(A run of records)

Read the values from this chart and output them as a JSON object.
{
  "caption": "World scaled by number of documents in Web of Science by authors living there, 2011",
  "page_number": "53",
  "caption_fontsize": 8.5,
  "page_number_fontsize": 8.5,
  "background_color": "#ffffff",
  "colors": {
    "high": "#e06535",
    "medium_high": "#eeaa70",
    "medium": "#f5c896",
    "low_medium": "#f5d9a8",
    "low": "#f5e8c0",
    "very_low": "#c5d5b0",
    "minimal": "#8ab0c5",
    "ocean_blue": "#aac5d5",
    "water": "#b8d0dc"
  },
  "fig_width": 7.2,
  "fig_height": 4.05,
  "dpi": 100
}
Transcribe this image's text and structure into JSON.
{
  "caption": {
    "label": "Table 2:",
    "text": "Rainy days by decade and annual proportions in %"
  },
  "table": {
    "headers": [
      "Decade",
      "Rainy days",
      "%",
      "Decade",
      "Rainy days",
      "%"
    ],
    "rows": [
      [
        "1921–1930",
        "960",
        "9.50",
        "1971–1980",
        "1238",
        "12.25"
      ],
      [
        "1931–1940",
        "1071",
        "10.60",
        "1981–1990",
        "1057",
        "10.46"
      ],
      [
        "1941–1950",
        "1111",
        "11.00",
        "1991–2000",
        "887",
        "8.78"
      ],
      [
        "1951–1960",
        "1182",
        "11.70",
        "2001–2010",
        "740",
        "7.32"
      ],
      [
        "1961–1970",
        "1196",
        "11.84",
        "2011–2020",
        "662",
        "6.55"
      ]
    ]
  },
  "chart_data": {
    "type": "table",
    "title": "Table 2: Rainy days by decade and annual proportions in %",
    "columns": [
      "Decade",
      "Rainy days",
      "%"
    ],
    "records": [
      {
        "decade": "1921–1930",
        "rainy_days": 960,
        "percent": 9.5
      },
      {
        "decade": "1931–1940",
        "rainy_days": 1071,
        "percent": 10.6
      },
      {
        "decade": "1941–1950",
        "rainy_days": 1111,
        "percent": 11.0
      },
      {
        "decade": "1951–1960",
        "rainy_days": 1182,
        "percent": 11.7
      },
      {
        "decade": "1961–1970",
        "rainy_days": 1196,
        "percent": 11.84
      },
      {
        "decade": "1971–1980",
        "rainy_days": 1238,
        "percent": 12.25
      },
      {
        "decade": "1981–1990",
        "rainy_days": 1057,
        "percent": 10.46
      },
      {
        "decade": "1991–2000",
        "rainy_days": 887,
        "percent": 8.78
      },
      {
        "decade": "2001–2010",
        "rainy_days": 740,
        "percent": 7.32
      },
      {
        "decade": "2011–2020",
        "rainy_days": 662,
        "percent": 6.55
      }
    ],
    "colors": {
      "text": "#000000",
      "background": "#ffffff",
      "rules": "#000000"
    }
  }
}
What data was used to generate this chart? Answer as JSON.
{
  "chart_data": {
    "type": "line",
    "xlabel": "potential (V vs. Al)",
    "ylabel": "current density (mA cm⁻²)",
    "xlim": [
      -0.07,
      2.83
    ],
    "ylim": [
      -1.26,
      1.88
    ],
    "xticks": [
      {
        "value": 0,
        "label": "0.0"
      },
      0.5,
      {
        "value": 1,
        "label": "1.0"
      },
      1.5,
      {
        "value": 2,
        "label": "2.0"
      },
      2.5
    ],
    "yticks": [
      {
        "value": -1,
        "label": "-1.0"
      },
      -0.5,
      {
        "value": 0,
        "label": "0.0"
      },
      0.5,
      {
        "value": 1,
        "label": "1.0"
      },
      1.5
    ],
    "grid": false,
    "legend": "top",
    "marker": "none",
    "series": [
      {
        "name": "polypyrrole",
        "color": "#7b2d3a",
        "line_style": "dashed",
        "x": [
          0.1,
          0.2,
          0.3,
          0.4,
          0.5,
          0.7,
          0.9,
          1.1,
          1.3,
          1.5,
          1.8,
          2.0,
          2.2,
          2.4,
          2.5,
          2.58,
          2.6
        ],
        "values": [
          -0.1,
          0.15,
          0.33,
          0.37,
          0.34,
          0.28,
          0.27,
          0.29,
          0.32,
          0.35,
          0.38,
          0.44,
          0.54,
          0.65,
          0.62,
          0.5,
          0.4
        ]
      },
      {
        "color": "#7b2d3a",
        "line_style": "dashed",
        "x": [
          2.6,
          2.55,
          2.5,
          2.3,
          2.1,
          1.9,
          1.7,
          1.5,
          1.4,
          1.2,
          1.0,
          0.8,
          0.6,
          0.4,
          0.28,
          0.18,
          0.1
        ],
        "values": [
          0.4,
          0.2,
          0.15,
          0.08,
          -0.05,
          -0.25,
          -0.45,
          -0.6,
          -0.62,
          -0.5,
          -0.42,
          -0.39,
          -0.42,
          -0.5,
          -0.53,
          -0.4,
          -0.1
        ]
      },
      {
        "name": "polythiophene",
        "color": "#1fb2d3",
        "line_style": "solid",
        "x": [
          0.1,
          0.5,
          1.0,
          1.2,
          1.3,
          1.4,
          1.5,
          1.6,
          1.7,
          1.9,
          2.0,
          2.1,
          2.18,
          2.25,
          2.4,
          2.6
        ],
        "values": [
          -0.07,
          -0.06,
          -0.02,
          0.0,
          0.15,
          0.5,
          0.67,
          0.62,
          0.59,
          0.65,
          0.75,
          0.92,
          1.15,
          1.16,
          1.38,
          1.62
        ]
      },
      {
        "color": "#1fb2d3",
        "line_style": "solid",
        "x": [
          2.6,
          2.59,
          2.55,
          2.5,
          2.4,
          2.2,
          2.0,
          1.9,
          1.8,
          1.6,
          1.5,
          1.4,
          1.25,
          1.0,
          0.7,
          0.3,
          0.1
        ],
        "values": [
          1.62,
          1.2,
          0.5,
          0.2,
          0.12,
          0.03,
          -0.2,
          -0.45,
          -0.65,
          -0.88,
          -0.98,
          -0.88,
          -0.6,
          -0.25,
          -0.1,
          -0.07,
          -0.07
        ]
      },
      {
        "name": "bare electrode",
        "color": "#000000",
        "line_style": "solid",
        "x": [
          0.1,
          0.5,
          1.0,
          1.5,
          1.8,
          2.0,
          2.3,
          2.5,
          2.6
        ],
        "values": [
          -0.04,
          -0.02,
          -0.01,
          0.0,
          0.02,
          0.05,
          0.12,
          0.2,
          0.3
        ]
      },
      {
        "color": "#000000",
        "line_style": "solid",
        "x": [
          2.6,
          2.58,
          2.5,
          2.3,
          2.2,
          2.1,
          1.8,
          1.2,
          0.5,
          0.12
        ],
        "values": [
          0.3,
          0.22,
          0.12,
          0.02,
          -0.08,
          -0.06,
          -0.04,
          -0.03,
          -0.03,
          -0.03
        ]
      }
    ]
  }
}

_Instructions for the task_
The answer is a single number: how many lines include the word "proportions"?

_Task solution_
2